## Tasks and exercises
(a) In the article on Albania and Iran, how did Rama respond after the investigation attributed the cyberattacks to the Iranian state?
(b) Please copy the article on Albania and Iran from "For its move, Albania" to "campaign against Iran.".

━━━━━ Excerpted text

How Albania Ended Up in Iran’s Cyber Crosshairs
Late last month, Albanian Prime Minister Edi Rama paid a high-profile three-day visit to Israel, where he met with Israeli Prime Minister Yair Lapid, President Isaac Herzog, Knesset Speaker Mickey Levy, Finance Minister Avigdor Lieberman, and the head of Israel’s National Cyber Directorate, Gaby Portnoy. Both sides discussed enhancing security cooperation, particularly in the cybersphere, and organizing a summit of Balkan leaders in Israel next year.
Rama’s visit to Israel came after Albania found evidence that Iran was behind a series of cyberattacks in July and September that temporarily shut down numerous online Albanian government services and websites. Rama said his government’s investigation, which was conducted with assistance from the FBI and Microsoft, among others, revealed that the cyberattack wasn’t carried out by individuals or independent groups but by the Iranian state—calling it “state aggression.” In response, Rama expelled Iranian diplomats from the country.
For its move, Albania won praise in Israel, as Israelis have often voiced their frustration at European governments’ unwillingness to confront Iran. “Iran represents a joint threat for Israel and Albania. We saw this in the recent Iranian cyberattacks against Albania,” Lapid said. “Israel will assist in any way in the effort against Iran. We see this as a national interest and a historical responsibility.” Washington also backed Tirana’s decision to cut ties with Tehran and sanctioned Iran’s Ministry of Intelligence for its alleged role in the cyberattacks. Tehran rejected the charges that it was behind the cyberattacks and accused Albania of complicity in an American-Israeli campaign against Iran.

━━━━━━━━━━
━━━━━ Supplied data

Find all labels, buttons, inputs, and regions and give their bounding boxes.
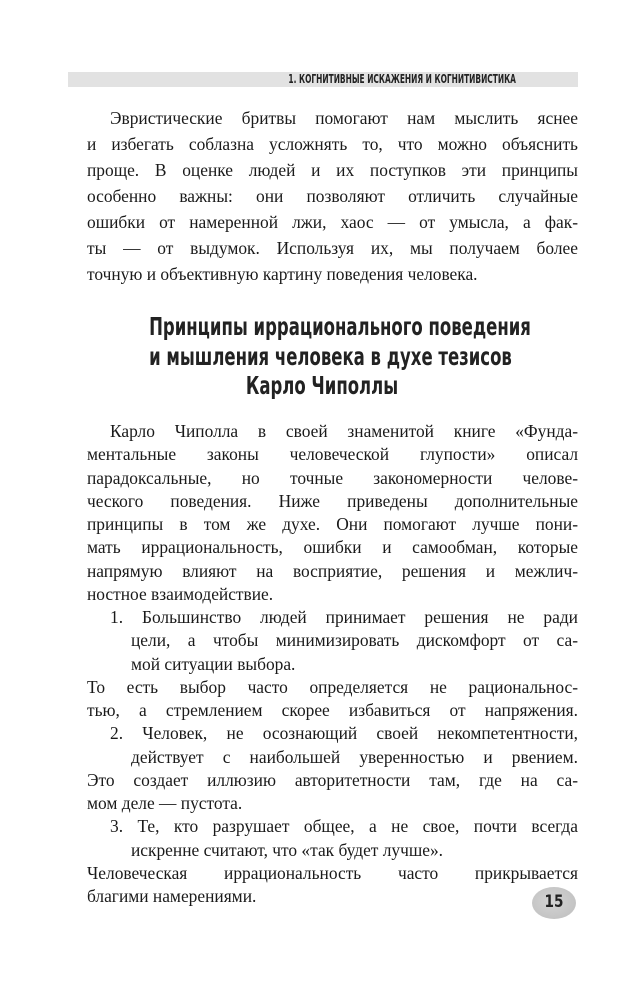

━━━━━━━━━━

## Worked solutions
(a) He expelled Iranian diplomats from the country.

(b)
For its move, Albania won praise in Israel, as Israelis have often voiced their frustration at European governments’ unwillingness to confront Iran. “Iran represents a joint threat for Israel and Albania. We saw this in the recent Iranian cyberattacks against Albania,” Lapid said. “Israel will assist in any way in the effort against Iran. We see this as a national interest and a historical responsibility.” Washington also backed Tirana’s decision to cut ties with Tehran and sanctioned Iran’s Ministry of Intelligence for its alleged role in the cyberattacks. Tehran rejected the charges that it was behind the cyberattacks and accused Albania of complicity in an American-Israeli campaign against Iran.